Data entries

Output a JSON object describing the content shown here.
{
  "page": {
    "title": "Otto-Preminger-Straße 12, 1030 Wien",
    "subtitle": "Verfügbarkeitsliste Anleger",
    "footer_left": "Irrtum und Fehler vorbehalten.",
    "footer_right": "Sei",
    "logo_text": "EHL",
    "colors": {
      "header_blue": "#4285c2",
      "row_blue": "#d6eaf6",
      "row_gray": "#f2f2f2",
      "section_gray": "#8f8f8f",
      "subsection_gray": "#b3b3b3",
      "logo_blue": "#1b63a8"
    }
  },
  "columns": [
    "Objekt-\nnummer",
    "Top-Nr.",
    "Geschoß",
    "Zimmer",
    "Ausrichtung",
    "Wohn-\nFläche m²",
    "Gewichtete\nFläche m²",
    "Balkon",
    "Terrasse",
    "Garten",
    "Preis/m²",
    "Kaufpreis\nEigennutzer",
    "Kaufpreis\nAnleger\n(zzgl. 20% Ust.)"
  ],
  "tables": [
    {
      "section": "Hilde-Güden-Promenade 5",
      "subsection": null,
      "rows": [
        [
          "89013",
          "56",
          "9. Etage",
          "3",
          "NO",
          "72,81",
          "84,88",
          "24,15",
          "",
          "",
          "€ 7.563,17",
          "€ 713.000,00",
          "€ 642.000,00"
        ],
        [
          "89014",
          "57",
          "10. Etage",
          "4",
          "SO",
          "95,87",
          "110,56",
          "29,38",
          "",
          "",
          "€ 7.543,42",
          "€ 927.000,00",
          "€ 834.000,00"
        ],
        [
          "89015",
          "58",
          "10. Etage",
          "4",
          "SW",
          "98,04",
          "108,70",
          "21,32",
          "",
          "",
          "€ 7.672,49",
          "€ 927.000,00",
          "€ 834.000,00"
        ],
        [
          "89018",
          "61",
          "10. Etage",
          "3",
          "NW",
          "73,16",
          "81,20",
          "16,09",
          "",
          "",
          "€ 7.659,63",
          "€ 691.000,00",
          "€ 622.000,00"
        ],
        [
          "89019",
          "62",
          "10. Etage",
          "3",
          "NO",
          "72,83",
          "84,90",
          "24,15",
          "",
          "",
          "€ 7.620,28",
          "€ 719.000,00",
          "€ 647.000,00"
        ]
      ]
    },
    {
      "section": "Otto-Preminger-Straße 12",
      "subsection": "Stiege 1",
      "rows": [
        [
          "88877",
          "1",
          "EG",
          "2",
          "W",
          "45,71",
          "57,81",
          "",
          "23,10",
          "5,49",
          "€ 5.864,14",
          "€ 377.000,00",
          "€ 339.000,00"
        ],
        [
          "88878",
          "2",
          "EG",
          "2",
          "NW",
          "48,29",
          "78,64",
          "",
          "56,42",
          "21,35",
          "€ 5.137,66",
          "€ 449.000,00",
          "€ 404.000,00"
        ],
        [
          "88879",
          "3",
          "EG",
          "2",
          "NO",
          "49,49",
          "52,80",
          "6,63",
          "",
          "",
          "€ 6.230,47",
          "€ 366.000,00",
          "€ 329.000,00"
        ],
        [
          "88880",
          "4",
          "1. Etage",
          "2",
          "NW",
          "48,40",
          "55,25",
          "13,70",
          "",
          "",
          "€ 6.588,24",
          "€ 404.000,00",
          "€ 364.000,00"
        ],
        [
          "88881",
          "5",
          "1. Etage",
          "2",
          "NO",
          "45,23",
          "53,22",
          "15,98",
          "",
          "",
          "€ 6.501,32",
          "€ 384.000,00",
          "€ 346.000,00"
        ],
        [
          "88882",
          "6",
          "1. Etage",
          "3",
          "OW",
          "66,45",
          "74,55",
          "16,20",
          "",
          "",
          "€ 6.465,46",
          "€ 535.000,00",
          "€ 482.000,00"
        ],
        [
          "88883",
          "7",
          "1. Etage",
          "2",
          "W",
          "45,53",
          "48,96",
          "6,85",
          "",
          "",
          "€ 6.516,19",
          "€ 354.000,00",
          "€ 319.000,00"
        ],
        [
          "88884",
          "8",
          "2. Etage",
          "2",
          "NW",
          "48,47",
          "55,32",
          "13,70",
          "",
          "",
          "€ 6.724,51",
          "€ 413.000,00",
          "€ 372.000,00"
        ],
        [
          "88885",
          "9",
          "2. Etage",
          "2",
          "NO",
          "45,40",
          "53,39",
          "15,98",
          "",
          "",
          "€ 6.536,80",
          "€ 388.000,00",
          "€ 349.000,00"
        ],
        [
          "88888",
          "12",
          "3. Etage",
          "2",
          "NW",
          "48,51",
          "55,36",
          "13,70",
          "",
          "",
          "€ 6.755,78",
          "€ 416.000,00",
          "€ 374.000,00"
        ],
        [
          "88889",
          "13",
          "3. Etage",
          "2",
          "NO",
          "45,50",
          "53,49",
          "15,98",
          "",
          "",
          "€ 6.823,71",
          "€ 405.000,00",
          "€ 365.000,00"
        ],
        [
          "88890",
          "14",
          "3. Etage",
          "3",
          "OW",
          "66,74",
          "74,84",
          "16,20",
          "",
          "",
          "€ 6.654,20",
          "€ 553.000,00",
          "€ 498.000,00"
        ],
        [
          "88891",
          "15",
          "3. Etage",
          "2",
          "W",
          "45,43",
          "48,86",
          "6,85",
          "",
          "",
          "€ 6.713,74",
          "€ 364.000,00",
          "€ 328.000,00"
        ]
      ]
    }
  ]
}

• _EXERCISE_
Each line above must be printed exactly as it appears.

• _TASK RESULT_
Output a JSON object describing the content shown here.
{
  "page": {
    "title": "Otto-Preminger-Straße 12, 1030 Wien",
    "subtitle": "Verfügbarkeitsliste Anleger",
    "footer_left": "Irrtum und Fehler vorbehalten.",
    "footer_right": "Sei",
    "logo_text": "EHL",
    "colors": {
      "header_blue": "#4285c2",
      "row_blue": "#d6eaf6",
      "row_gray": "#f2f2f2",
      "section_gray": "#8f8f8f",
      "subsection_gray": "#b3b3b3",
      "logo_blue": "#1b63a8"
    }
  },
  "columns": [
    "Objekt-\nnummer",
    "Top-Nr.",
    "Geschoß",
    "Zimmer",
    "Ausrichtung",
    "Wohn-\nFläche m²",
    "Gewichtete\nFläche m²",
    "Balkon",
    "Terrasse",
    "Garten",
    "Preis/m²",
    "Kaufpreis\nEigennutzer",
    "Kaufpreis\nAnleger\n(zzgl. 20% Ust.)"
  ],
  "tables": [
    {
      "section": "Hilde-Güden-Promenade 5",
      "subsection": null,
      "rows": [
        [
          "89013",
          "56",
          "9. Etage",
          "3",
          "NO",
          "72,81",
          "84,88",
          "24,15",
          "",
          "",
          "€ 7.563,17",
          "€ 713.000,00",
          "€ 642.000,00"
        ],
        [
          "89014",
          "57",
          "10. Etage",
          "4",
          "SO",
          "95,87",
          "110,56",
          "29,38",
          "",
          "",
          "€ 7.543,42",
          "€ 927.000,00",
          "€ 834.000,00"
        ],
        [
          "89015",
          "58",
          "10. Etage",
          "4",
          "SW",
          "98,04",
          "108,70",
          "21,32",
          "",
          "",
          "€ 7.672,49",
          "€ 927.000,00",
          "€ 834.000,00"
        ],
        [
          "89018",
          "61",
          "10. Etage",
          "3",
          "NW",
          "73,16",
          "81,20",
          "16,09",
          "",
          "",
          "€ 7.659,63",
          "€ 691.000,00",
          "€ 622.000,00"
        ],
        [
          "89019",
          "62",
          "10. Etage",
          "3",
          "NO",
          "72,83",
          "84,90",
          "24,15",
          "",
          "",
          "€ 7.620,28",
          "€ 719.000,00",
          "€ 647.000,00"
        ]
      ]
    },
    {
      "section": "Otto-Preminger-Straße 12",
      "subsection": "Stiege 1",
      "rows": [
        [
          "88877",
          "1",
          "EG",
          "2",
          "W",
          "45,71",
          "57,81",
          "",
          "23,10",
          "5,49",
          "€ 5.864,14",
          "€ 377.000,00",
          "€ 339.000,00"
        ],
        [
          "88878",
          "2",
          "EG",
          "2",
          "NW",
          "48,29",
          "78,64",
          "",
          "56,42",
          "21,35",
          "€ 5.137,66",
          "€ 449.000,00",
          "€ 404.000,00"
        ],
        [
          "88879",
          "3",
          "EG",
          "2",
          "NO",
          "49,49",
          "52,80",
          "6,63",
          "",
          "",
          "€ 6.230,47",
          "€ 366.000,00",
          "€ 329.000,00"
        ],
        [
          "88880",
          "4",
          "1. Etage",
          "2",
          "NW",
          "48,40",
          "55,25",
          "13,70",
          "",
          "",
          "€ 6.588,24",
          "€ 404.000,00",
          "€ 364.000,00"
        ],
        [
          "88881",
          "5",
          "1. Etage",
          "2",
          "NO",
          "45,23",
          "53,22",
          "15,98",
          "",
          "",
          "€ 6.501,32",
          "€ 384.000,00",
          "€ 346.000,00"
        ],
        [
          "88882",
          "6",
          "1. Etage",
          "3",
          "OW",
          "66,45",
          "74,55",
          "16,20",
          "",
          "",
          "€ 6.465,46",
          "€ 535.000,00",
          "€ 482.000,00"
        ],
        [
          "88883",
          "7",
          "1. Etage",
          "2",
          "W",
          "45,53",
          "48,96",
          "6,85",
          "",
          "",
          "€ 6.516,19",
          "€ 354.000,00",
          "€ 319.000,00"
        ],
        [
          "88884",
          "8",
          "2. Etage",
          "2",
          "NW",
          "48,47",
          "55,32",
          "13,70",
          "",
          "",
          "€ 6.724,51",
          "€ 413.000,00",
          "€ 372.000,00"
        ],
        [
          "88885",
          "9",
          "2. Etage",
          "2",
          "NO",
          "45,40",
          "53,39",
          "15,98",
          "",
          "",
          "€ 6.536,80",
          "€ 388.000,00",
          "€ 349.000,00"
        ],
        [
          "88888",
          "12",
          "3. Etage",
          "2",
          "NW",
          "48,51",
          "55,36",
          "13,70",
          "",
          "",
          "€ 6.755,78",
          "€ 416.000,00",
          "€ 374.000,00"
        ],
        [
          "88889",
          "13",
          "3. Etage",
          "2",
          "NO",
          "45,50",
          "53,49",
          "15,98",
          "",
          "",
          "€ 6.823,71",
          "€ 405.000,00",
          "€ 365.000,00"
        ],
        [
          "88890",
          "14",
          "3. Etage",
          "3",
          "OW",
          "66,74",
          "74,84",
          "16,20",
          "",
          "",
          "€ 6.654,20",
          "€ 553.000,00",
          "€ 498.000,00"
        ],
        [
          "88891",
          "15",
          "3. Etage",
          "2",
          "W",
          "45,43",
          "48,86",
          "6,85",
          "",
          "",
          "€ 6.713,74",
          "€ 364.000,00",
          "€ 328.000,00"
        ]
      ]
    }
  ]
}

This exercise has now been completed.